Each record below is to be reproduced without any change.

(Some records)
+--

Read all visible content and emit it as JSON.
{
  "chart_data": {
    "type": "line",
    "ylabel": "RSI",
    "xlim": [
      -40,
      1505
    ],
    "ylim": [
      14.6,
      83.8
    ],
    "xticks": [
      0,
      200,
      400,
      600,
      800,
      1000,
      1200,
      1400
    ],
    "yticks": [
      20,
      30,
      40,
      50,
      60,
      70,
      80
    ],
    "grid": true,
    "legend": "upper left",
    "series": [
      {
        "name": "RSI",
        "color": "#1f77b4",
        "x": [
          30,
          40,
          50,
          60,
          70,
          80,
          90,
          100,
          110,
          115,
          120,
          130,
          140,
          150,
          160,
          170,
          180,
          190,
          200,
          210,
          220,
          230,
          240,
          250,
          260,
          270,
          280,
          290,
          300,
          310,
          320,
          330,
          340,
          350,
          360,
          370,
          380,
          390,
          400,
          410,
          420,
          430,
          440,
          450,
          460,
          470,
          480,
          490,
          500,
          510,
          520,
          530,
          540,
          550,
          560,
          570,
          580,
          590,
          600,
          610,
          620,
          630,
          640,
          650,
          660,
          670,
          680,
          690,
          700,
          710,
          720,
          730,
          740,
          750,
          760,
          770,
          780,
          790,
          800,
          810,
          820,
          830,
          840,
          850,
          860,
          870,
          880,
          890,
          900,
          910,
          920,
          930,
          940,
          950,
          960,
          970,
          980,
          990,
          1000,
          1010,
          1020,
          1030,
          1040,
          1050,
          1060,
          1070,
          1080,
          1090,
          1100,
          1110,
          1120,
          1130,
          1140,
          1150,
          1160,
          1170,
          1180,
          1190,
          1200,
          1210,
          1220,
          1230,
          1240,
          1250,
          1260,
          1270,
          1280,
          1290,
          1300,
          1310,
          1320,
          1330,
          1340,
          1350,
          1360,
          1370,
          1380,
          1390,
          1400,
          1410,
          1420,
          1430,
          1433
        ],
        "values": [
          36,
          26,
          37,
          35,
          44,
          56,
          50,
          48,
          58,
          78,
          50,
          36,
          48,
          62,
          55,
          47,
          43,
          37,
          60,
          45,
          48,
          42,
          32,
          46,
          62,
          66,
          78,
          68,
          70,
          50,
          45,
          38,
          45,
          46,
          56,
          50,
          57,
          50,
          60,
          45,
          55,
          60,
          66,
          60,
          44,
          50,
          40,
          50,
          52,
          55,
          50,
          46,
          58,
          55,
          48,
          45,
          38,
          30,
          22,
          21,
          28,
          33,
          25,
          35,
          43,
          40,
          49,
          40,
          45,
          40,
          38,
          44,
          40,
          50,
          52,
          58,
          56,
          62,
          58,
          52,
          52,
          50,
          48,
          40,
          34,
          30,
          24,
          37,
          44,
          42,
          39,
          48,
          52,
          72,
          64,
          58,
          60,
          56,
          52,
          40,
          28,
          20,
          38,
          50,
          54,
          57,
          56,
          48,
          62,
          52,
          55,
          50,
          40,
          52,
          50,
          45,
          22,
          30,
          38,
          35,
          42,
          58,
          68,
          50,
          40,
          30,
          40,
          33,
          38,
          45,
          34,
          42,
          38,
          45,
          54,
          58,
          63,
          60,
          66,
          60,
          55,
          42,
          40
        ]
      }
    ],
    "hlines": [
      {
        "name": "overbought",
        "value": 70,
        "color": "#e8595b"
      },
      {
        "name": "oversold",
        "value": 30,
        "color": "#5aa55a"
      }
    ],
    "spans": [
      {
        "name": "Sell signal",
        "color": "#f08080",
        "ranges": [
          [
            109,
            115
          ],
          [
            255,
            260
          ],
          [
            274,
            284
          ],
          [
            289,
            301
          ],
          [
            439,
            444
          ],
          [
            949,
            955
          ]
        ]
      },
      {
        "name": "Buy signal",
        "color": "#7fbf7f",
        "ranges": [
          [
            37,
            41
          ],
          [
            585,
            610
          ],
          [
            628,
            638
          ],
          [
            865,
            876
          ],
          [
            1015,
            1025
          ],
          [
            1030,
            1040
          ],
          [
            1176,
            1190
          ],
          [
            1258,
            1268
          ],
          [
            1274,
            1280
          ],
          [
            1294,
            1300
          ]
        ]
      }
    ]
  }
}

+--

Written response:
Read all visible content and emit it as JSON.
{
  "chart_data": {
    "type": "line",
    "ylabel": "RSI",
    "xlim": [
      -40,
      1505
    ],
    "ylim": [
      14.6,
      83.8
    ],
    "xticks": [
      0,
      200,
      400,
      600,
      800,
      1000,
      1200,
      1400
    ],
    "yticks": [
      20,
      30,
      40,
      50,
      60,
      70,
      80
    ],
    "grid": true,
    "legend": "upper left",
    "series": [
      {
        "name": "RSI",
        "color": "#1f77b4",
        "x": [
          30,
          40,
          50,
          60,
          70,
          80,
          90,
          100,
          110,
          115,
          120,
          130,
          140,
          150,
          160,
          170,
          180,
          190,
          200,
          210,
          220,
          230,
          240,
          250,
          260,
          270,
          280,
          290,
          300,
          310,
          320,
          330,
          340,
          350,
          360,
          370,
          380,
          390,
          400,
          410,
          420,
          430,
          440,
          450,
          460,
          470,
          480,
          490,
          500,
          510,
          520,
          530,
          540,
          550,
          560,
          570,
          580,
          590,
          600,
          610,
          620,
          630,
          640,
          650,
          660,
          670,
          680,
          690,
          700,
          710,
          720,
          730,
          740,
          750,
          760,
          770,
          780,
          790,
          800,
          810,
          820,
          830,
          840,
          850,
          860,
          870,
          880,
          890,
          900,
          910,
          920,
          930,
          940,
          950,
          960,
          970,
          980,
          990,
          1000,
          1010,
          1020,
          1030,
          1040,
          1050,
          1060,
          1070,
          1080,
          1090,
          1100,
          1110,
          1120,
          1130,
          1140,
          1150,
          1160,
          1170,
          1180,
          1190,
          1200,
          1210,
          1220,
          1230,
          1240,
          1250,
          1260,
          1270,
          1280,
          1290,
          1300,
          1310,
          1320,
          1330,
          1340,
          1350,
          1360,
          1370,
          1380,
          1390,
          1400,
          1410,
          1420,
          1430,
          1433
        ],
        "values": [
          36,
          26,
          37,
          35,
          44,
          56,
          50,
          48,
          58,
          78,
          50,
          36,
          48,
          62,
          55,
          47,
          43,
          37,
          60,
          45,
          48,
          42,
          32,
          46,
          62,
          66,
          78,
          68,
          70,
          50,
          45,
          38,
          45,
          46,
          56,
          50,
          57,
          50,
          60,
          45,
          55,
          60,
          66,
          60,
          44,
          50,
          40,
          50,
          52,
          55,
          50,
          46,
          58,
          55,
          48,
          45,
          38,
          30,
          22,
          21,
          28,
          33,
          25,
          35,
          43,
          40,
          49,
          40,
          45,
          40,
          38,
          44,
          40,
          50,
          52,
          58,
          56,
          62,
          58,
          52,
          52,
          50,
          48,
          40,
          34,
          30,
          24,
          37,
          44,
          42,
          39,
          48,
          52,
          72,
          64,
          58,
          60,
          56,
          52,
          40,
          28,
          20,
          38,
          50,
          54,
          57,
          56,
          48,
          62,
          52,
          55,
          50,
          40,
          52,
          50,
          45,
          22,
          30,
          38,
          35,
          42,
          58,
          68,
          50,
          40,
          30,
          40,
          33,
          38,
          45,
          34,
          42,
          38,
          45,
          54,
          58,
          63,
          60,
          66,
          60,
          55,
          42,
          40
        ]
      }
    ],
    "hlines": [
      {
        "name": "overbought",
        "value": 70,
        "color": "#e8595b"
      },
      {
        "name": "oversold",
        "value": 30,
        "color": "#5aa55a"
      }
    ],
    "spans": [
      {
        "name": "Sell signal",
        "color": "#f08080",
        "ranges": [
          [
            109,
            115
          ],
          [
            255,
            260
          ],
          [
            274,
            284
          ],
          [
            289,
            301
          ],
          [
            439,
            444
          ],
          [
            949,
            955
          ]
        ]
      },
      {
        "name": "Buy signal",
        "color": "#7fbf7f",
        "ranges": [
          [
            37,
            41
          ],
          [
            585,
            610
          ],
          [
            628,
            638
          ],
          [
            865,
            876
          ],
          [
            1015,
            1025
          ],
          [
            1030,
            1040
          ],
          [
            1176,
            1190
          ],
          [
            1258,
            1268
          ],
          [
            1274,
            1280
          ],
          [
            1294,
            1300
          ]
        ]
      }
    ]
  }
}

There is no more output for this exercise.